▶ **Written request**
Write out every record below exactly as it appears.

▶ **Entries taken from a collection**
--*--

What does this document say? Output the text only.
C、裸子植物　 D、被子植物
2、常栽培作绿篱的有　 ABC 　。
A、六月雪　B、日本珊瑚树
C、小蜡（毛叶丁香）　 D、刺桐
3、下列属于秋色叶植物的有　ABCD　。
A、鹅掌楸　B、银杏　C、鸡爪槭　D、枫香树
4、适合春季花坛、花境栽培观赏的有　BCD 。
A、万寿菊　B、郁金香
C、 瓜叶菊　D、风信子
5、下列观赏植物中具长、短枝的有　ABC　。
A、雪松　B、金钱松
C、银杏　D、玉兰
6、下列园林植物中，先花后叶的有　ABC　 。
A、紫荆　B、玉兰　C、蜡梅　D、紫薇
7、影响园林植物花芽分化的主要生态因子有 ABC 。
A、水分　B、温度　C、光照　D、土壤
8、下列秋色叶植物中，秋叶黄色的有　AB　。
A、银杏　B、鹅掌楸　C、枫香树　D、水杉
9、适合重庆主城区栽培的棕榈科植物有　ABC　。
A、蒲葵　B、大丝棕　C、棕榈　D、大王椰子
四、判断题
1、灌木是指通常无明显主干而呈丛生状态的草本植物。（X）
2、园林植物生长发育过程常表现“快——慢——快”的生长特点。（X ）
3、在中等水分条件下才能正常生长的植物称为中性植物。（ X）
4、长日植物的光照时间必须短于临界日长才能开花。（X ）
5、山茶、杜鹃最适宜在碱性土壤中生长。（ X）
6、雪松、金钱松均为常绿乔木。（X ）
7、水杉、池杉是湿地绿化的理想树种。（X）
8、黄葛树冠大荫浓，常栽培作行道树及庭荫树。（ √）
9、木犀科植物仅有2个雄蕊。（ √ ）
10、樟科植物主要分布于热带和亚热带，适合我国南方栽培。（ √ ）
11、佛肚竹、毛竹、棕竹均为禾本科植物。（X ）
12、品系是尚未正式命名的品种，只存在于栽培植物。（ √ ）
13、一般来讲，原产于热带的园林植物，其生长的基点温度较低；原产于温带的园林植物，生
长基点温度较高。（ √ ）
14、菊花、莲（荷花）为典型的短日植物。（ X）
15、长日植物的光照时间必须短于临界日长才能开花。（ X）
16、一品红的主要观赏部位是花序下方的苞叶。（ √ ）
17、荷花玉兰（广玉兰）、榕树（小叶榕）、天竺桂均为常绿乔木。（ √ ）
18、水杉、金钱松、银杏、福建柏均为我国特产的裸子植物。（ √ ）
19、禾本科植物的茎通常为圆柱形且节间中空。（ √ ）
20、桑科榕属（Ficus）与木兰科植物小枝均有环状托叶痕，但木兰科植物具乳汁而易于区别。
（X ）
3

--*--

▶ **Finished answer**
What does this document say? Output the text only.
C、裸子植物　 D、被子植物
2、常栽培作绿篱的有　 ABC 　。
A、六月雪　B、日本珊瑚树
C、小蜡（毛叶丁香）　 D、刺桐
3、下列属于秋色叶植物的有　ABCD　。
A、鹅掌楸　B、银杏　C、鸡爪槭　D、枫香树
4、适合春季花坛、花境栽培观赏的有　BCD 。
A、万寿菊　B、郁金香
C、 瓜叶菊　D、风信子
5、下列观赏植物中具长、短枝的有　ABC　。
A、雪松　B、金钱松
C、银杏　D、玉兰
6、下列园林植物中，先花后叶的有　ABC　 。
A、紫荆　B、玉兰　C、蜡梅　D、紫薇
7、影响园林植物花芽分化的主要生态因子有 ABC 。
A、水分　B、温度　C、光照　D、土壤
8、下列秋色叶植物中，秋叶黄色的有　AB　。
A、银杏　B、鹅掌楸　C、枫香树　D、水杉
9、适合重庆主城区栽培的棕榈科植物有　ABC　。
A、蒲葵　B、大丝棕　C、棕榈　D、大王椰子
四、判断题
1、灌木是指通常无明显主干而呈丛生状态的草本植物。（X）
2、园林植物生长发育过程常表现“快——慢——快”的生长特点。（X ）
3、在中等水分条件下才能正常生长的植物称为中性植物。（ X）
4、长日植物的光照时间必须短于临界日长才能开花。（X ）
5、山茶、杜鹃最适宜在碱性土壤中生长。（ X）
6、雪松、金钱松均为常绿乔木。（X ）
7、水杉、池杉是湿地绿化的理想树种。（X）
8、黄葛树冠大荫浓，常栽培作行道树及庭荫树。（ √）
9、木犀科植物仅有2个雄蕊。（ √ ）
10、樟科植物主要分布于热带和亚热带，适合我国南方栽培。（ √ ）
11、佛肚竹、毛竹、棕竹均为禾本科植物。（X ）
12、品系是尚未正式命名的品种，只存在于栽培植物。（ √ ）
13、一般来讲，原产于热带的园林植物，其生长的基点温度较低；原产于温带的园林植物，生
长基点温度较高。（ √ ）
14、菊花、莲（荷花）为典型的短日植物。（ X）
15、长日植物的光照时间必须短于临界日长才能开花。（ X）
16、一品红的主要观赏部位是花序下方的苞叶。（ √ ）
17、荷花玉兰（广玉兰）、榕树（小叶榕）、天竺桂均为常绿乔木。（ √ ）
18、水杉、金钱松、银杏、福建柏均为我国特产的裸子植物。（ √ ）
19、禾本科植物的茎通常为圆柱形且节间中空。（ √ ）
20、桑科榕属（Ficus）与木兰科植物小枝均有环状托叶痕，但木兰科植物具乳汁而易于区别。
（X ）
3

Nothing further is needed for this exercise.